**TASK DETAILS:** Exclude all pictures, then copy each of the records exactly as written.

**EXTRACTED INFORMATION:**

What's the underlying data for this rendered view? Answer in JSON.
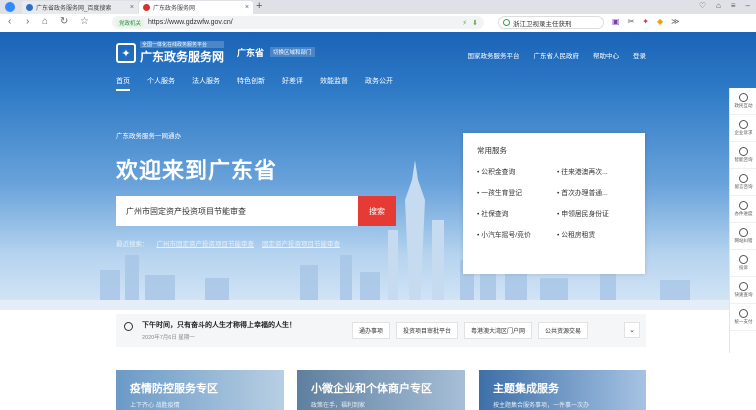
{
  "browser": {
    "tabs": [
      {
        "label": "广东省政务服务网_百度搜索"
      },
      {
        "label": "广东政务服务网"
      }
    ],
    "new_tab": "+",
    "url": "https://www.gdzwfw.gov.cn/",
    "secure_badge": "党政机关",
    "search_box": "浙江卫视录主任获刑"
  },
  "header": {
    "logo_small": "全国一体化在线政务服务平台",
    "logo_big": "广东政务服务网",
    "province": "广东省",
    "switch": "切换区域和部门",
    "toplinks": [
      "国家政务服务平台",
      "广东省人民政府",
      "帮助中心",
      "登录"
    ],
    "nav": [
      "首页",
      "个人服务",
      "法人服务",
      "特色创新",
      "好差评",
      "效能监督",
      "政务公开"
    ]
  },
  "hero": {
    "subtitle": "广东政务服务一网通办",
    "title": "欢迎来到广东省",
    "search_value": "广州市固定资产投资项目节能审查",
    "search_button": "搜索",
    "hot_label": "最近搜索：",
    "hot_items": [
      "广州市固定资产投资项目节能审查",
      "固定资产投资项目节能审查"
    ]
  },
  "common_services": {
    "title": "常用服务",
    "items": [
      "公积金查询",
      "往来港澳再次...",
      "一孩生育登记",
      "首次办理普通...",
      "社保查询",
      "申领居民身份证",
      "小汽车摇号/竞价",
      "公租房租赁"
    ]
  },
  "sidebar": [
    "政民互动",
    "企业诉求",
    "智能咨询",
    "留言咨询",
    "办件进度",
    "网站纠错",
    "投诉",
    "快速查询",
    "统一支付"
  ],
  "notice": {
    "message": "下午时间，只有奋斗的人生才称得上幸福的人生！",
    "date": "2020年7月6日 星期一",
    "buttons": [
      "通办事项",
      "投资项目审批平台",
      "粤港澳大湾区门户网",
      "公共资源交易"
    ],
    "more": "⌄"
  },
  "cards": [
    {
      "title": "疫情防控服务专区",
      "sub": "上下齐心 战胜疫情"
    },
    {
      "title": "小微企业和个体商户专区",
      "sub": "政策在手，福利到家"
    },
    {
      "title": "主题集成服务",
      "sub": "按主题集合服务事项，一件事一次办"
    }
  ]
}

**IN RESPONSE:**
What's the underlying data for this rendered view? Answer in JSON.
{
  "browser": {
    "tabs": [
      {
        "label": "广东省政务服务网_百度搜索"
      },
      {
        "label": "广东政务服务网"
      }
    ],
    "new_tab": "+",
    "url": "https://www.gdzwfw.gov.cn/",
    "secure_badge": "党政机关",
    "search_box": "浙江卫视录主任获刑"
  },
  "header": {
    "logo_small": "全国一体化在线政务服务平台",
    "logo_big": "广东政务服务网",
    "province": "广东省",
    "switch": "切换区域和部门",
    "toplinks": [
      "国家政务服务平台",
      "广东省人民政府",
      "帮助中心",
      "登录"
    ],
    "nav": [
      "首页",
      "个人服务",
      "法人服务",
      "特色创新",
      "好差评",
      "效能监督",
      "政务公开"
    ]
  },
  "hero": {
    "subtitle": "广东政务服务一网通办",
    "title": "欢迎来到广东省",
    "search_value": "广州市固定资产投资项目节能审查",
    "search_button": "搜索",
    "hot_label": "最近搜索：",
    "hot_items": [
      "广州市固定资产投资项目节能审查",
      "固定资产投资项目节能审查"
    ]
  },
  "common_services": {
    "title": "常用服务",
    "items": [
      "公积金查询",
      "往来港澳再次...",
      "一孩生育登记",
      "首次办理普通...",
      "社保查询",
      "申领居民身份证",
      "小汽车摇号/竞价",
      "公租房租赁"
    ]
  },
  "sidebar": [
    "政民互动",
    "企业诉求",
    "智能咨询",
    "留言咨询",
    "办件进度",
    "网站纠错",
    "投诉",
    "快速查询",
    "统一支付"
  ],
  "notice": {
    "message": "下午时间，只有奋斗的人生才称得上幸福的人生！",
    "date": "2020年7月6日 星期一",
    "buttons": [
      "通办事项",
      "投资项目审批平台",
      "粤港澳大湾区门户网",
      "公共资源交易"
    ],
    "more": "⌄"
  },
  "cards": [
    {
      "title": "疫情防控服务专区",
      "sub": "上下齐心 战胜疫情"
    },
    {
      "title": "小微企业和个体商户专区",
      "sub": "政策在手，福利到家"
    },
    {
      "title": "主题集成服务",
      "sub": "按主题集合服务事项，一件事一次办"
    }
  ]
}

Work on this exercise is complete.